- _Exercise directions_
Every line of the listing must be reproduced as it stands. Leave the images behind.

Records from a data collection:
####################
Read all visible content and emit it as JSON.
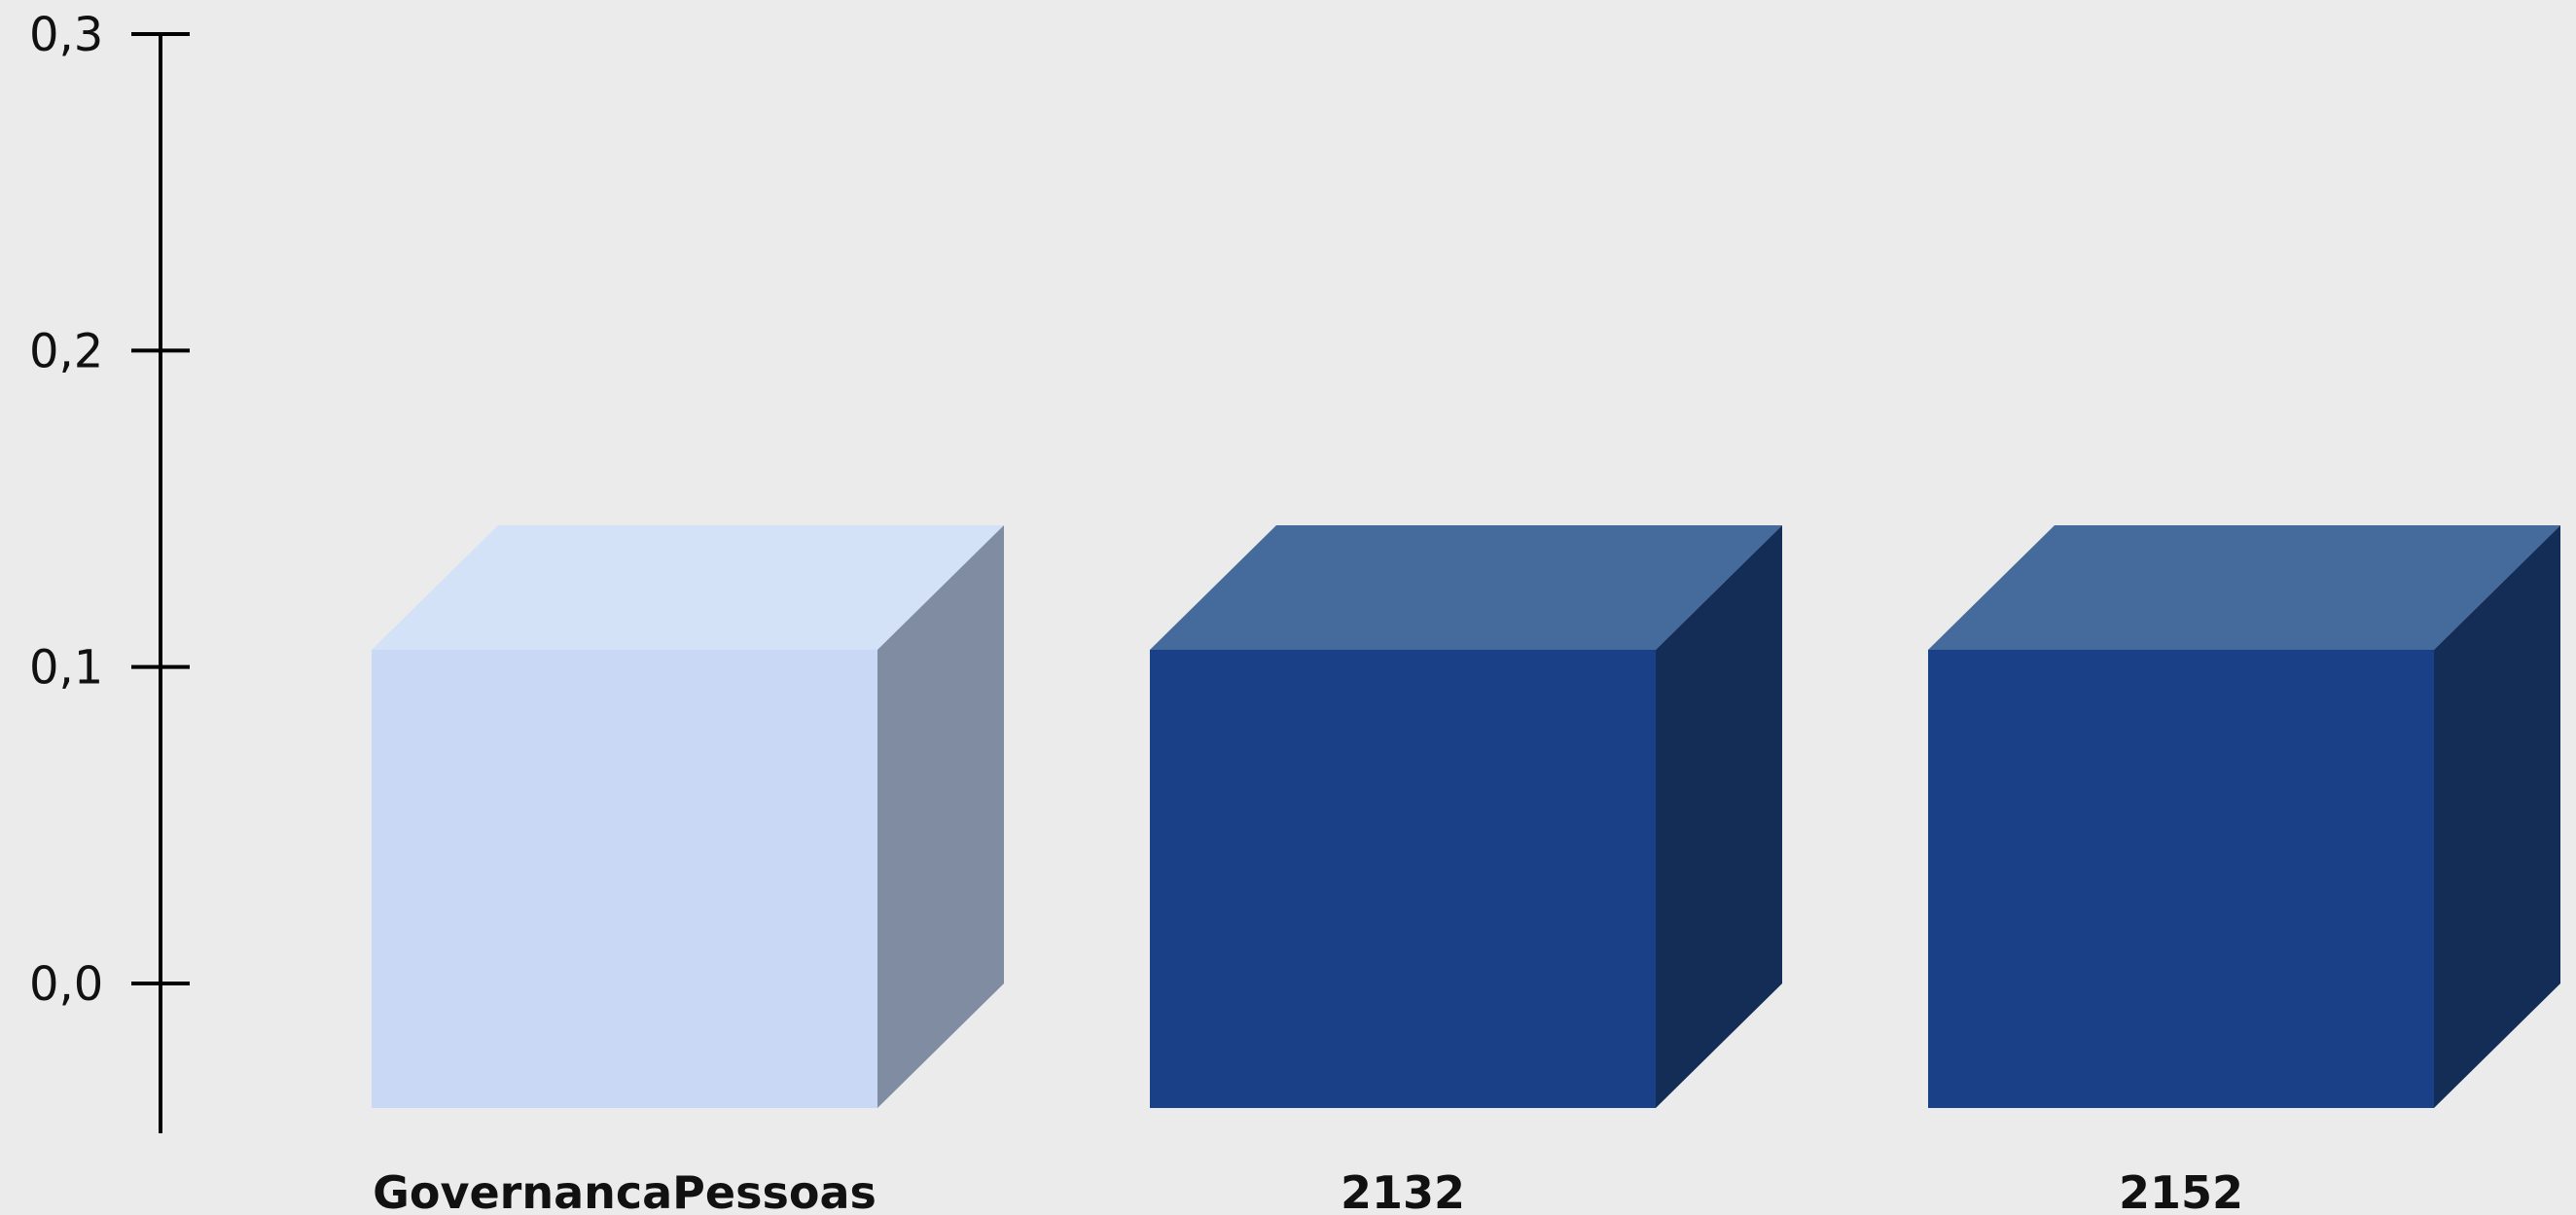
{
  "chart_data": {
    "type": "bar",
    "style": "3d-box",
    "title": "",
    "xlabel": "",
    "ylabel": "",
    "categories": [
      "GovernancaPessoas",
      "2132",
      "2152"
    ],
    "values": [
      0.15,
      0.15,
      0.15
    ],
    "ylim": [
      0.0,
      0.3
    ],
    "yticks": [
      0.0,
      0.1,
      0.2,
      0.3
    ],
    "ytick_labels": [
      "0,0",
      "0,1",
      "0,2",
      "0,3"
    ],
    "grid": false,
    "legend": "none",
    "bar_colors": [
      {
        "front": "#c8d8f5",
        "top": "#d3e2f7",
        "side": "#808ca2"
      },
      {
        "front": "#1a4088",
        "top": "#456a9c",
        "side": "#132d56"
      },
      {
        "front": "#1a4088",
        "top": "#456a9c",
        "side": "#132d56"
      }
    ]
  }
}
####################
- _Solution for this task_
Read all visible content and emit it as JSON.
{
  "chart_data": {
    "type": "bar",
    "style": "3d-box",
    "title": "",
    "xlabel": "",
    "ylabel": "",
    "categories": [
      "GovernancaPessoas",
      "2132",
      "2152"
    ],
    "values": [
      0.15,
      0.15,
      0.15
    ],
    "ylim": [
      0.0,
      0.3
    ],
    "yticks": [
      0.0,
      0.1,
      0.2,
      0.3
    ],
    "ytick_labels": [
      "0,0",
      "0,1",
      "0,2",
      "0,3"
    ],
    "grid": false,
    "legend": "none",
    "bar_colors": [
      {
        "front": "#c8d8f5",
        "top": "#d3e2f7",
        "side": "#808ca2"
      },
      {
        "front": "#1a4088",
        "top": "#456a9c",
        "side": "#132d56"
      },
      {
        "front": "#1a4088",
        "top": "#456a9c",
        "side": "#132d56"
      }
    ]
  }
}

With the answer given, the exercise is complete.